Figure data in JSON
━━━━━━━━━━

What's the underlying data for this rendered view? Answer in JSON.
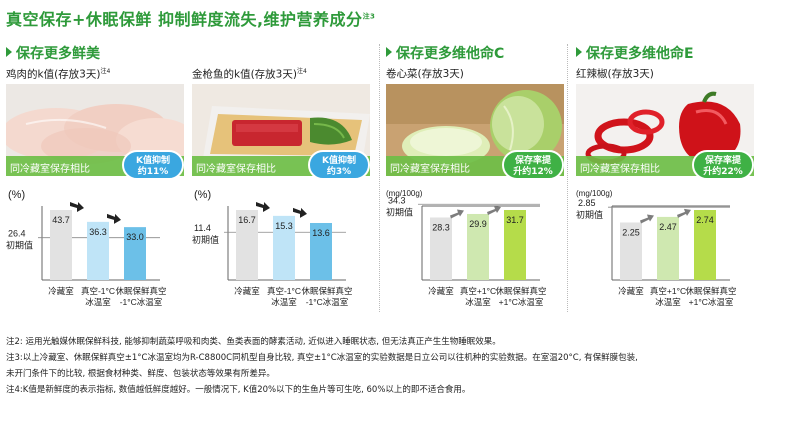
{
  "title": {
    "text": "真空保存+休眠保鲜  抑制鲜度流失,维护营养成分",
    "note": "注3"
  },
  "sections": [
    {
      "label": "保存更多鲜美"
    },
    {
      "label": "保存更多维他命C"
    },
    {
      "label": "保存更多维他命E"
    }
  ],
  "panels": [
    {
      "subtitle": "鸡肉的k值(存放3天)",
      "note": "注4",
      "photo": "chicken",
      "strip": "同冷藏室保存相比",
      "badge_line1": "K值抑制",
      "badge_line2": "约11%",
      "badge_color": "blue"
    },
    {
      "subtitle": "金枪鱼的k值(存放3天)",
      "note": "注4",
      "photo": "tuna",
      "strip": "同冷藏室保存相比",
      "badge_line1": "K值抑制",
      "badge_line2": "约3%",
      "badge_color": "blue"
    },
    {
      "subtitle": "卷心菜(存放3天)",
      "note": "",
      "photo": "cabbage",
      "strip": "同冷藏室保存相比",
      "badge_line1": "保存率提",
      "badge_line2": "升约12%",
      "badge_color": "green"
    },
    {
      "subtitle": "红辣椒(存放3天)",
      "note": "",
      "photo": "pepper",
      "strip": "同冷藏室保存相比",
      "badge_line1": "保存率提",
      "badge_line2": "升约22%",
      "badge_color": "green"
    }
  ],
  "chart_data": [
    {
      "type": "bar",
      "unit": "(%)",
      "initial_value": "26.4",
      "initial_label": "初期值",
      "categories": [
        "冷藏室",
        "真空-1°C 冰温室",
        "休眠保鲜真空 -1°C冰温室"
      ],
      "values": [
        43.7,
        36.3,
        33.0
      ],
      "value_labels": [
        "43.7",
        "36.3",
        "33.0"
      ],
      "colors": [
        "#e2e2e2",
        "#bfe4f7",
        "#6cc0e8"
      ]
    },
    {
      "type": "bar",
      "unit": "(%)",
      "initial_value": "11.4",
      "initial_label": "初期值",
      "categories": [
        "冷藏室",
        "真空-1°C 冰温室",
        "休眠保鲜真空 -1°C冰温室"
      ],
      "values": [
        16.7,
        15.3,
        13.6
      ],
      "value_labels": [
        "16.7",
        "15.3",
        "13.6"
      ],
      "colors": [
        "#e2e2e2",
        "#bfe4f7",
        "#6cc0e8"
      ]
    },
    {
      "type": "bar",
      "unit": "(mg/100g)",
      "initial_value": "34.3",
      "initial_label": "初期值",
      "categories": [
        "冷藏室",
        "真空+1°C 冰温室",
        "休眠保鲜真空 +1°C冰温室"
      ],
      "values": [
        28.3,
        29.9,
        31.7
      ],
      "value_labels": [
        "28.3",
        "29.9",
        "31.7"
      ],
      "colors": [
        "#e2e2e2",
        "#cfe8b0",
        "#b5dc4a"
      ]
    },
    {
      "type": "bar",
      "unit": "(mg/100g)",
      "initial_value": "2.85",
      "initial_label": "初期值",
      "categories": [
        "冷藏室",
        "真空+1°C 冰温室",
        "休眠保鲜真空 +1°C冰温室"
      ],
      "values": [
        2.25,
        2.47,
        2.74
      ],
      "value_labels": [
        "2.25",
        "2.47",
        "2.74"
      ],
      "colors": [
        "#e2e2e2",
        "#cfe8b0",
        "#b5dc4a"
      ]
    }
  ],
  "notes": [
    "注2: 运用光触媒休眠保鲜科技, 能够抑制蔬菜呼吸和肉类、鱼类表面的酵素活动, 近似进入睡眠状态, 但无法真正产生生物睡眠效果。",
    "注3:以上冷藏室、休眠保鲜真空±1°C冰温室均为R-C8800C同机型自身比较, 真空±1°C冰温室的实验数据是日立公司以往机种的实验数据。在室温20°C, 有保鲜膜包装,",
    "未开门条件下的比较, 根据食材种类、鲜度、包装状态等效果有所差异。",
    "注4:K值是新鲜度的表示指标, 数值越低鲜度越好。一般情况下, K值20%以下的生鱼片等可生吃, 60%以上的即不适合食用。"
  ]
}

━━━━━━━━━━

Write the listing out a second time exactly, dropping all images.

What's the underlying data for this rendered view? Answer in JSON.
{
  "title": {
    "text": "真空保存+休眠保鲜  抑制鲜度流失,维护营养成分",
    "note": "注3"
  },
  "sections": [
    {
      "label": "保存更多鲜美"
    },
    {
      "label": "保存更多维他命C"
    },
    {
      "label": "保存更多维他命E"
    }
  ],
  "panels": [
    {
      "subtitle": "鸡肉的k值(存放3天)",
      "note": "注4",
      "photo": "chicken",
      "strip": "同冷藏室保存相比",
      "badge_line1": "K值抑制",
      "badge_line2": "约11%",
      "badge_color": "blue"
    },
    {
      "subtitle": "金枪鱼的k值(存放3天)",
      "note": "注4",
      "photo": "tuna",
      "strip": "同冷藏室保存相比",
      "badge_line1": "K值抑制",
      "badge_line2": "约3%",
      "badge_color": "blue"
    },
    {
      "subtitle": "卷心菜(存放3天)",
      "note": "",
      "photo": "cabbage",
      "strip": "同冷藏室保存相比",
      "badge_line1": "保存率提",
      "badge_line2": "升约12%",
      "badge_color": "green"
    },
    {
      "subtitle": "红辣椒(存放3天)",
      "note": "",
      "photo": "pepper",
      "strip": "同冷藏室保存相比",
      "badge_line1": "保存率提",
      "badge_line2": "升约22%",
      "badge_color": "green"
    }
  ],
  "chart_data": [
    {
      "type": "bar",
      "unit": "(%)",
      "initial_value": "26.4",
      "initial_label": "初期值",
      "categories": [
        "冷藏室",
        "真空-1°C 冰温室",
        "休眠保鲜真空 -1°C冰温室"
      ],
      "values": [
        43.7,
        36.3,
        33.0
      ],
      "value_labels": [
        "43.7",
        "36.3",
        "33.0"
      ],
      "colors": [
        "#e2e2e2",
        "#bfe4f7",
        "#6cc0e8"
      ]
    },
    {
      "type": "bar",
      "unit": "(%)",
      "initial_value": "11.4",
      "initial_label": "初期值",
      "categories": [
        "冷藏室",
        "真空-1°C 冰温室",
        "休眠保鲜真空 -1°C冰温室"
      ],
      "values": [
        16.7,
        15.3,
        13.6
      ],
      "value_labels": [
        "16.7",
        "15.3",
        "13.6"
      ],
      "colors": [
        "#e2e2e2",
        "#bfe4f7",
        "#6cc0e8"
      ]
    },
    {
      "type": "bar",
      "unit": "(mg/100g)",
      "initial_value": "34.3",
      "initial_label": "初期值",
      "categories": [
        "冷藏室",
        "真空+1°C 冰温室",
        "休眠保鲜真空 +1°C冰温室"
      ],
      "values": [
        28.3,
        29.9,
        31.7
      ],
      "value_labels": [
        "28.3",
        "29.9",
        "31.7"
      ],
      "colors": [
        "#e2e2e2",
        "#cfe8b0",
        "#b5dc4a"
      ]
    },
    {
      "type": "bar",
      "unit": "(mg/100g)",
      "initial_value": "2.85",
      "initial_label": "初期值",
      "categories": [
        "冷藏室",
        "真空+1°C 冰温室",
        "休眠保鲜真空 +1°C冰温室"
      ],
      "values": [
        2.25,
        2.47,
        2.74
      ],
      "value_labels": [
        "2.25",
        "2.47",
        "2.74"
      ],
      "colors": [
        "#e2e2e2",
        "#cfe8b0",
        "#b5dc4a"
      ]
    }
  ],
  "notes": [
    "注2: 运用光触媒休眠保鲜科技, 能够抑制蔬菜呼吸和肉类、鱼类表面的酵素活动, 近似进入睡眠状态, 但无法真正产生生物睡眠效果。",
    "注3:以上冷藏室、休眠保鲜真空±1°C冰温室均为R-C8800C同机型自身比较, 真空±1°C冰温室的实验数据是日立公司以往机种的实验数据。在室温20°C, 有保鲜膜包装,",
    "未开门条件下的比较, 根据食材种类、鲜度、包装状态等效果有所差异。",
    "注4:K值是新鲜度的表示指标, 数值越低鲜度越好。一般情况下, K值20%以下的生鱼片等可生吃, 60%以上的即不适合食用。"
  ]
}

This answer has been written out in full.